(Collected data entries)
* * * * *

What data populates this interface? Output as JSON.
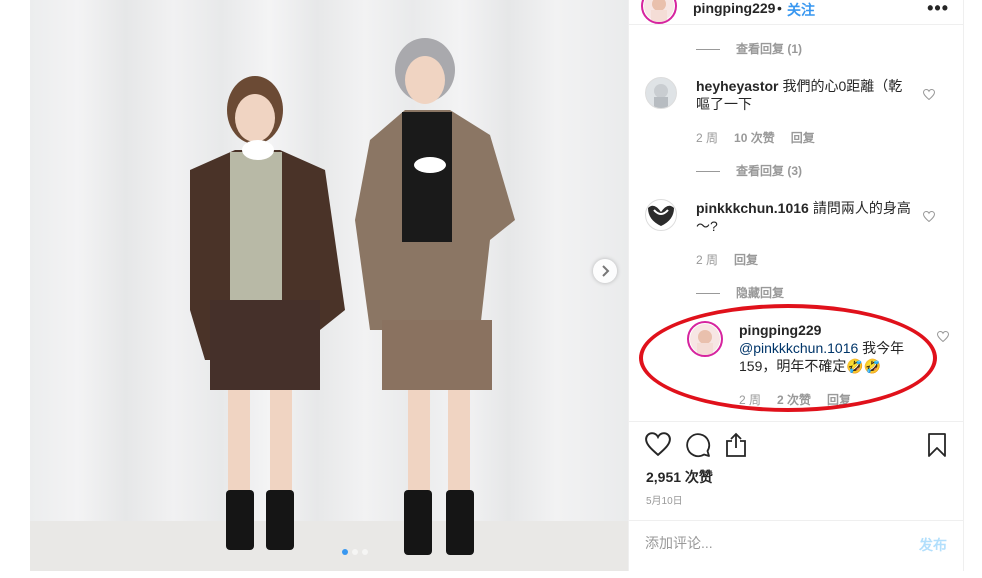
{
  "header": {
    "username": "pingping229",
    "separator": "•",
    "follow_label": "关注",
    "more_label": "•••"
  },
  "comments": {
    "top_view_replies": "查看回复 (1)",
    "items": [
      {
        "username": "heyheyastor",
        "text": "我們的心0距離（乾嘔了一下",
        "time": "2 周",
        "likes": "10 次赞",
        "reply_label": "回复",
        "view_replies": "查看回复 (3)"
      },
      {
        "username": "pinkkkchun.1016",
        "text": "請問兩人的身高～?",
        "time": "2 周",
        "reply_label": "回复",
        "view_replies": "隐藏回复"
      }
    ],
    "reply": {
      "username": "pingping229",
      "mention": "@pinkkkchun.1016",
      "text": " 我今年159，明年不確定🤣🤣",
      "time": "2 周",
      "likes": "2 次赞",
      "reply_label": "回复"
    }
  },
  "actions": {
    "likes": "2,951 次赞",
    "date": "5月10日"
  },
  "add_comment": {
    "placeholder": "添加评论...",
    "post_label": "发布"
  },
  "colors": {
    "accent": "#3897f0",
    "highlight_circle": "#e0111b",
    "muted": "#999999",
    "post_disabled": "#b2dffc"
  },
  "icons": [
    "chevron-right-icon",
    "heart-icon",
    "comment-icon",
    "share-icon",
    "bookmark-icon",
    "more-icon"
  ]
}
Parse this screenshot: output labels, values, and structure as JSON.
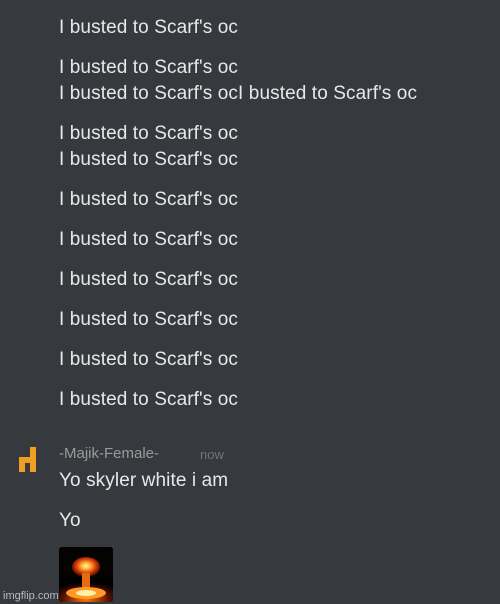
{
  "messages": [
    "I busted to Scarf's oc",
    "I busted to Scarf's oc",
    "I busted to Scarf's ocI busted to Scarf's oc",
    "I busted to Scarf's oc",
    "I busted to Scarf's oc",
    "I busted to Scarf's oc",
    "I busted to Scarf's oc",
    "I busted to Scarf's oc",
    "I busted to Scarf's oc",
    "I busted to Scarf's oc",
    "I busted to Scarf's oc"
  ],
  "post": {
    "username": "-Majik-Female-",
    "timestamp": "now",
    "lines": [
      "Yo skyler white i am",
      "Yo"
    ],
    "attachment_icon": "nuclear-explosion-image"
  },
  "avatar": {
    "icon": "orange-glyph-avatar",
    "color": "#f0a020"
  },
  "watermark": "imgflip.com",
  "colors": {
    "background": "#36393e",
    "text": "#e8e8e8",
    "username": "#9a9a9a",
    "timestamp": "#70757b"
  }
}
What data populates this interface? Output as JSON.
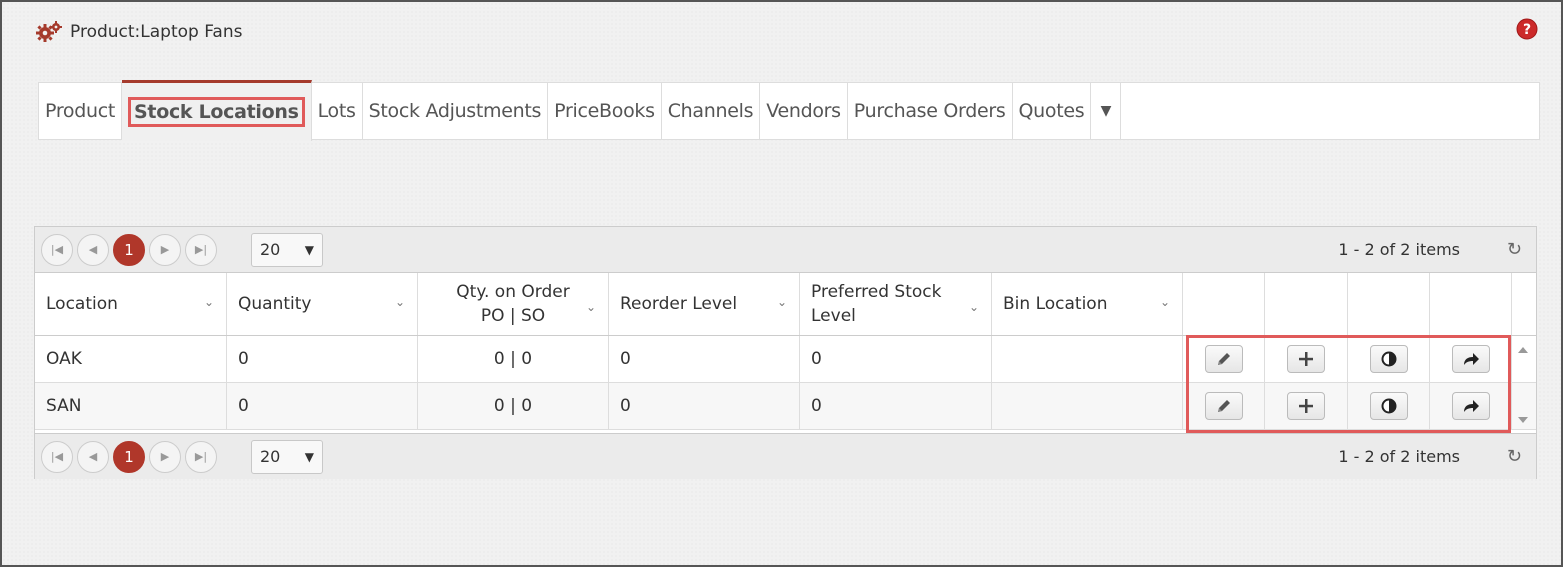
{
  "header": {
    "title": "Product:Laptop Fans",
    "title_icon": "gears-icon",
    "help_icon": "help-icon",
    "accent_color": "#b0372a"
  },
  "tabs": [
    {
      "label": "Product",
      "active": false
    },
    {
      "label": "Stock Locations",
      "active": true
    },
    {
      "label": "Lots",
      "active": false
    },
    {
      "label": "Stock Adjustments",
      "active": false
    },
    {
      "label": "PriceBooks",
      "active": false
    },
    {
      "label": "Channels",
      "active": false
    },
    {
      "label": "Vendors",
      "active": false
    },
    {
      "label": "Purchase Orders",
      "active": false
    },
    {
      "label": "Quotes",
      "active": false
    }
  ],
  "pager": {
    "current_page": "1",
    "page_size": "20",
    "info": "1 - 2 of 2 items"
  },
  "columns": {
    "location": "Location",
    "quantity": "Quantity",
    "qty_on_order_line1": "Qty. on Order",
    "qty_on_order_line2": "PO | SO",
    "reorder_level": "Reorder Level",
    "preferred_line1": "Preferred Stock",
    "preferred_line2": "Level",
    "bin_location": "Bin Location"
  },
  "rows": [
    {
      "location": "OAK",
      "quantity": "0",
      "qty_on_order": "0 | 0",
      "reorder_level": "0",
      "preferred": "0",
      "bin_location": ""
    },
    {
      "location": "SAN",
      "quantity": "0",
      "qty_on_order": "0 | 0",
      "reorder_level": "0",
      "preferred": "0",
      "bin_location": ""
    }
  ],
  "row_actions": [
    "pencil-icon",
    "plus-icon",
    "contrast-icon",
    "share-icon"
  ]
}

* * * * *

## Aim
Reproduce the listing exactly. Leave its pictures out.

## Expected answer
What data populates this interface? Output as JSON.
{
  "header": {
    "username": "pingping229",
    "separator": "•",
    "follow_label": "关注",
    "more_label": "•••"
  },
  "comments": {
    "top_view_replies": "查看回复 (1)",
    "items": [
      {
        "username": "heyheyastor",
        "text": "我們的心0距離（乾嘔了一下",
        "time": "2 周",
        "likes": "10 次赞",
        "reply_label": "回复",
        "view_replies": "查看回复 (3)"
      },
      {
        "username": "pinkkkchun.1016",
        "text": "請問兩人的身高～?",
        "time": "2 周",
        "reply_label": "回复",
        "view_replies": "隐藏回复"
      }
    ],
    "reply": {
      "username": "pingping229",
      "mention": "@pinkkkchun.1016",
      "text": " 我今年159，明年不確定🤣🤣",
      "time": "2 周",
      "likes": "2 次赞",
      "reply_label": "回复"
    }
  },
  "actions": {
    "likes": "2,951 次赞",
    "date": "5月10日"
  },
  "add_comment": {
    "placeholder": "添加评论...",
    "post_label": "发布"
  },
  "colors": {
    "accent": "#3897f0",
    "highlight_circle": "#e0111b",
    "muted": "#999999",
    "post_disabled": "#b2dffc"
  },
  "icons": [
    "chevron-right-icon",
    "heart-icon",
    "comment-icon",
    "share-icon",
    "bookmark-icon",
    "more-icon"
  ]
}
Parse this screenshot: output labels, values, and structure as JSON.
{
  "messages": [
    "I busted to Scarf's oc",
    "I busted to Scarf's oc",
    "I busted to Scarf's ocI busted to Scarf's oc",
    "I busted to Scarf's oc",
    "I busted to Scarf's oc",
    "I busted to Scarf's oc",
    "I busted to Scarf's oc",
    "I busted to Scarf's oc",
    "I busted to Scarf's oc",
    "I busted to Scarf's oc",
    "I busted to Scarf's oc"
  ],
  "post": {
    "username": "-Majik-Female-",
    "timestamp": "now",
    "lines": [
      "Yo skyler white i am",
      "Yo"
    ],
    "attachment_icon": "nuclear-explosion-image"
  },
  "avatar": {
    "icon": "orange-glyph-avatar",
    "color": "#f0a020"
  },
  "watermark": "imgflip.com",
  "colors": {
    "background": "#36393e",
    "text": "#e8e8e8",
    "username": "#9a9a9a",
    "timestamp": "#70757b"
  }
}
What data populates this interface? Output as JSON.
{
  "header": {
    "title": "Product:Laptop Fans",
    "title_icon": "gears-icon",
    "help_icon": "help-icon",
    "accent_color": "#b0372a"
  },
  "tabs": [
    {
      "label": "Product",
      "active": false
    },
    {
      "label": "Stock Locations",
      "active": true
    },
    {
      "label": "Lots",
      "active": false
    },
    {
      "label": "Stock Adjustments",
      "active": false
    },
    {
      "label": "PriceBooks",
      "active": false
    },
    {
      "label": "Channels",
      "active": false
    },
    {
      "label": "Vendors",
      "active": false
    },
    {
      "label": "Purchase Orders",
      "active": false
    },
    {
      "label": "Quotes",
      "active": false
    }
  ],
  "pager": {
    "current_page": "1",
    "page_size": "20",
    "info": "1 - 2 of 2 items"
  },
  "columns": {
    "location": "Location",
    "quantity": "Quantity",
    "qty_on_order_line1": "Qty. on Order",
    "qty_on_order_line2": "PO | SO",
    "reorder_level": "Reorder Level",
    "preferred_line1": "Preferred Stock",
    "preferred_line2": "Level",
    "bin_location": "Bin Location"
  },
  "rows": [
    {
      "location": "OAK",
      "quantity": "0",
      "qty_on_order": "0 | 0",
      "reorder_level": "0",
      "preferred": "0",
      "bin_location": ""
    },
    {
      "location": "SAN",
      "quantity": "0",
      "qty_on_order": "0 | 0",
      "reorder_level": "0",
      "preferred": "0",
      "bin_location": ""
    }
  ],
  "row_actions": [
    "pencil-icon",
    "plus-icon",
    "contrast-icon",
    "share-icon"
  ]
}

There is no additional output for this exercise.